» **Data to process**:
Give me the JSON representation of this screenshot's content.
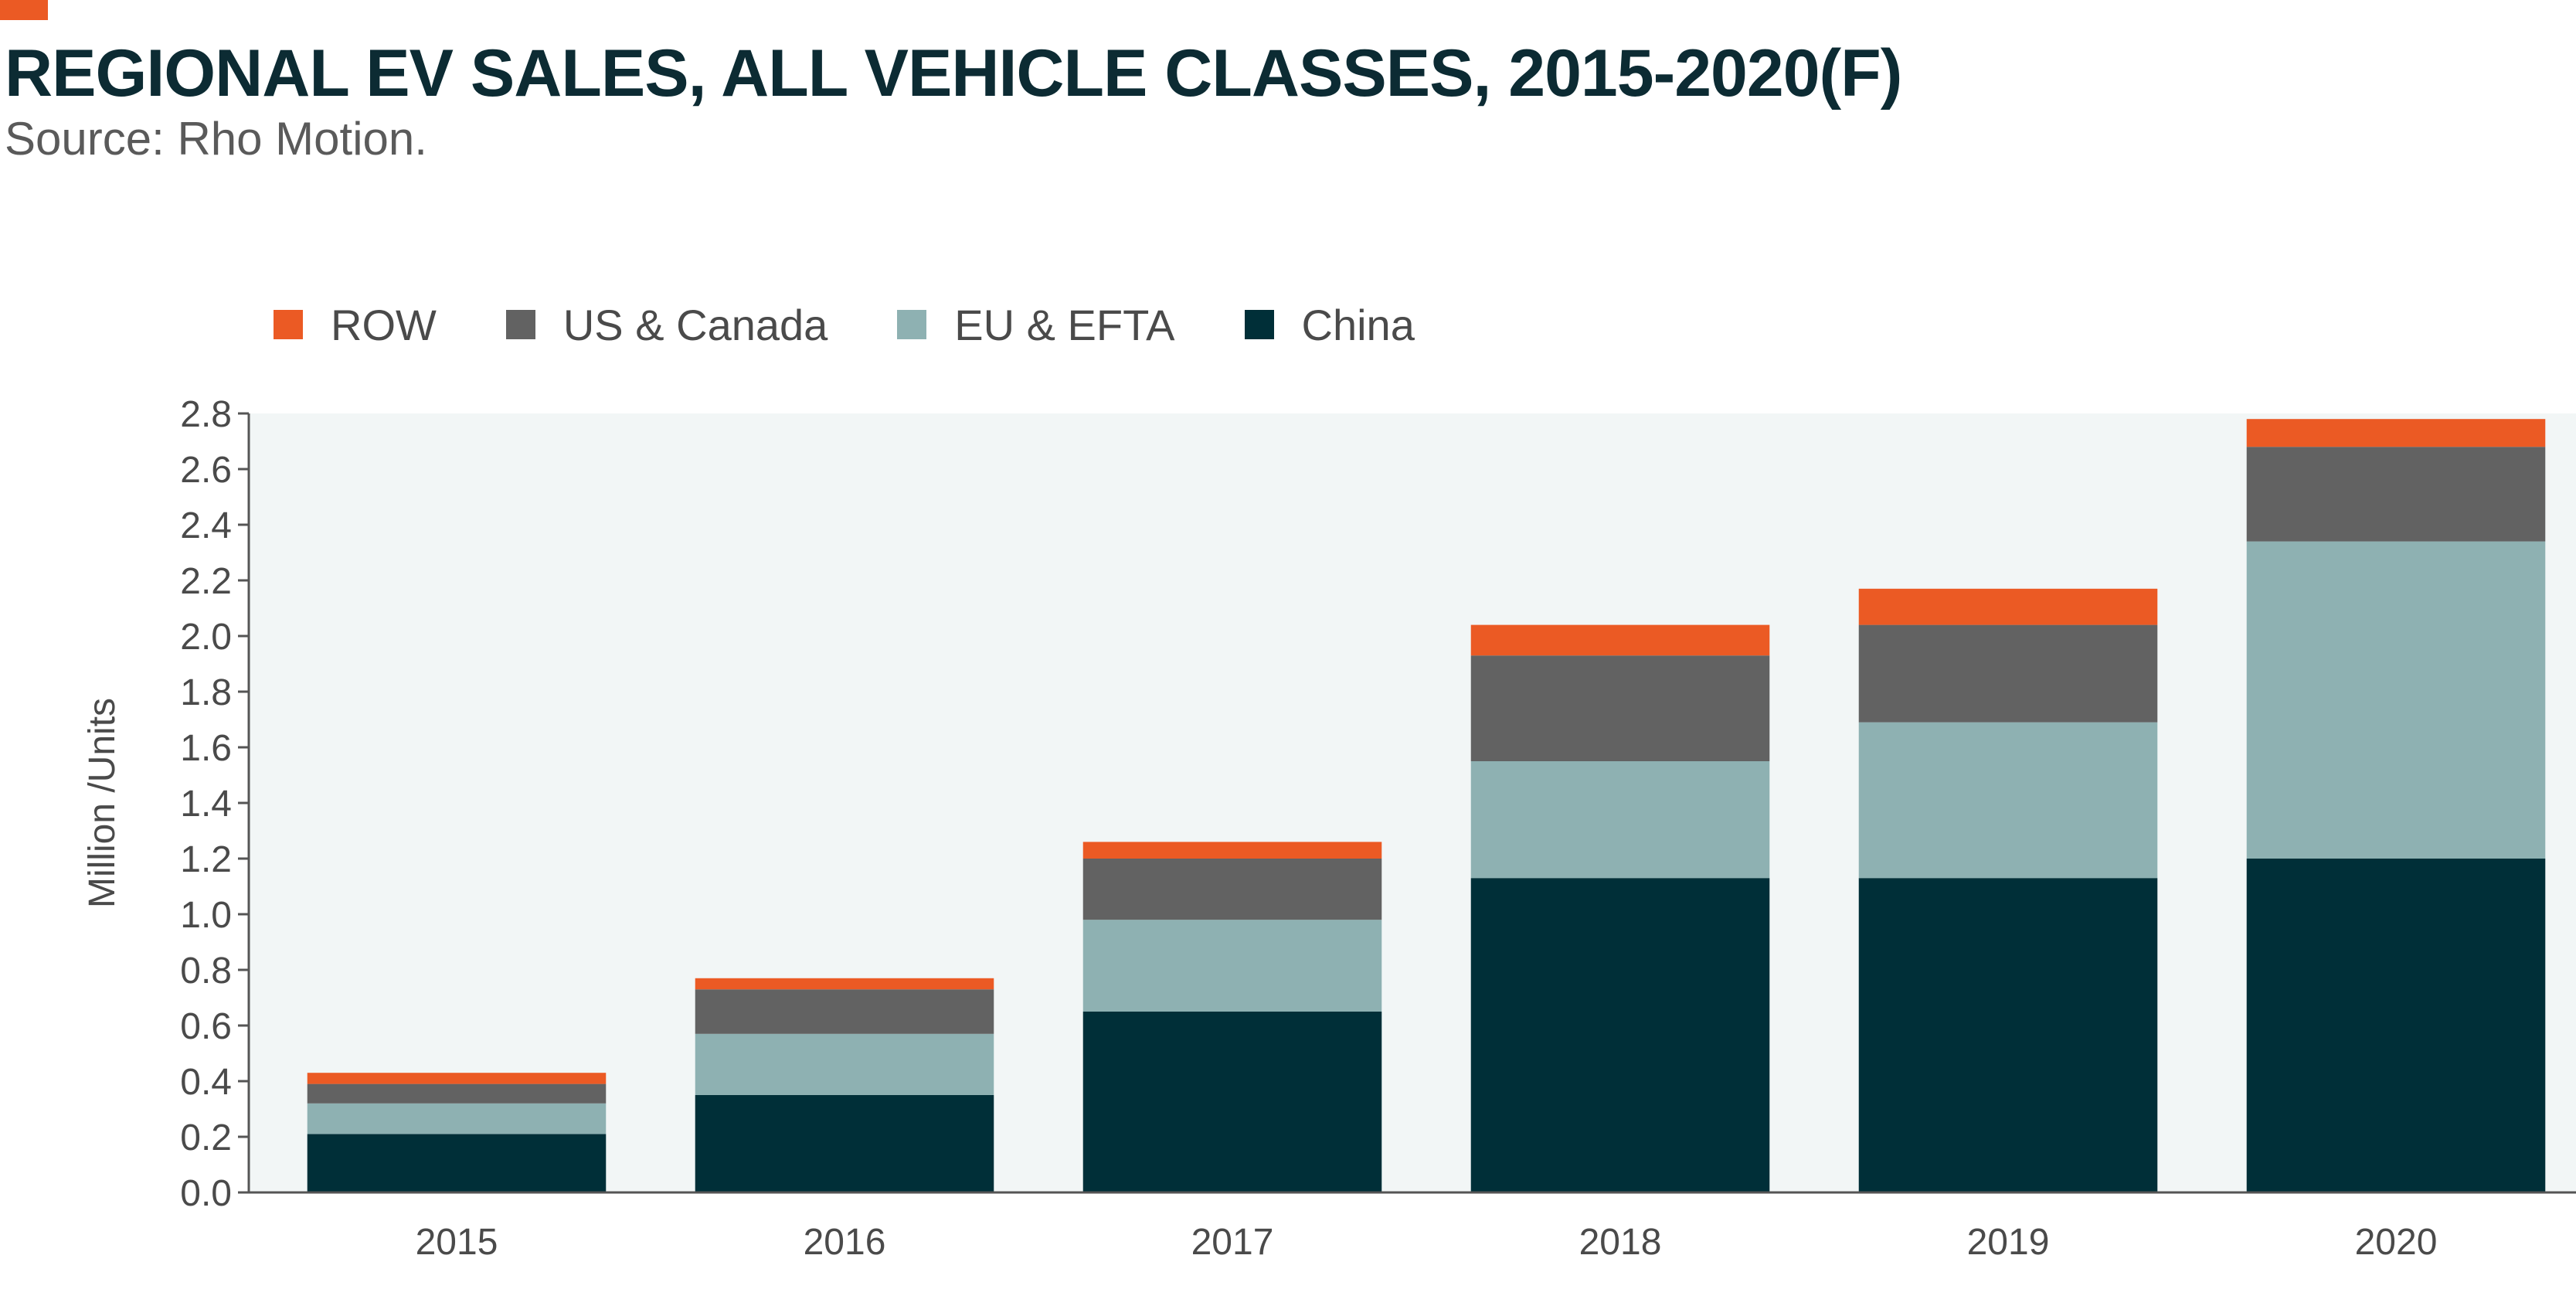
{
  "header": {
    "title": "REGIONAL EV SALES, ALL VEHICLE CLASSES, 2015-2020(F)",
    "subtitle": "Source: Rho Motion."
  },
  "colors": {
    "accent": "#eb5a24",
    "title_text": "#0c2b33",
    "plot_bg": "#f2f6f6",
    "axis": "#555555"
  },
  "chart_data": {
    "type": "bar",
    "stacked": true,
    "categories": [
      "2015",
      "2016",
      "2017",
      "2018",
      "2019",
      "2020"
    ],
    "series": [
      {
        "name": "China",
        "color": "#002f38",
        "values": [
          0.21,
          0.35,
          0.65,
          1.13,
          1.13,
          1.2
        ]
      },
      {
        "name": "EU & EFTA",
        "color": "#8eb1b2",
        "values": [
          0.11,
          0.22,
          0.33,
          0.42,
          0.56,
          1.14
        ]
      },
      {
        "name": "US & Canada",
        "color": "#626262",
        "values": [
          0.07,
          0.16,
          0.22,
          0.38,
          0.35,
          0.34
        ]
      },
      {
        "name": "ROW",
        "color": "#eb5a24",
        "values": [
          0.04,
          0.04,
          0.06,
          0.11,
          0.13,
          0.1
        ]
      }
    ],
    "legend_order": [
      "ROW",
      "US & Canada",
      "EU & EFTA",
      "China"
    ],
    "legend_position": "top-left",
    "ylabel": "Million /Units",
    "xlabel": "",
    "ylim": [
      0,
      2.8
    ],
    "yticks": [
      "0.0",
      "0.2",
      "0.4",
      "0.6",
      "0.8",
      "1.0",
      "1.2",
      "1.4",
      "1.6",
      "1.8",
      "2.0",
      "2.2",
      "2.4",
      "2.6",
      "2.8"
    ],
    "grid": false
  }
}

» **Stated goal**: Print out the whole of the material word for word, without pictures.

» **Full output**:
Give me the JSON representation of this screenshot's content.
{
  "header": {
    "title": "REGIONAL EV SALES, ALL VEHICLE CLASSES, 2015-2020(F)",
    "subtitle": "Source: Rho Motion."
  },
  "colors": {
    "accent": "#eb5a24",
    "title_text": "#0c2b33",
    "plot_bg": "#f2f6f6",
    "axis": "#555555"
  },
  "chart_data": {
    "type": "bar",
    "stacked": true,
    "categories": [
      "2015",
      "2016",
      "2017",
      "2018",
      "2019",
      "2020"
    ],
    "series": [
      {
        "name": "China",
        "color": "#002f38",
        "values": [
          0.21,
          0.35,
          0.65,
          1.13,
          1.13,
          1.2
        ]
      },
      {
        "name": "EU & EFTA",
        "color": "#8eb1b2",
        "values": [
          0.11,
          0.22,
          0.33,
          0.42,
          0.56,
          1.14
        ]
      },
      {
        "name": "US & Canada",
        "color": "#626262",
        "values": [
          0.07,
          0.16,
          0.22,
          0.38,
          0.35,
          0.34
        ]
      },
      {
        "name": "ROW",
        "color": "#eb5a24",
        "values": [
          0.04,
          0.04,
          0.06,
          0.11,
          0.13,
          0.1
        ]
      }
    ],
    "legend_order": [
      "ROW",
      "US & Canada",
      "EU & EFTA",
      "China"
    ],
    "legend_position": "top-left",
    "ylabel": "Million /Units",
    "xlabel": "",
    "ylim": [
      0,
      2.8
    ],
    "yticks": [
      "0.0",
      "0.2",
      "0.4",
      "0.6",
      "0.8",
      "1.0",
      "1.2",
      "1.4",
      "1.6",
      "1.8",
      "2.0",
      "2.2",
      "2.4",
      "2.6",
      "2.8"
    ],
    "grid": false
  }
}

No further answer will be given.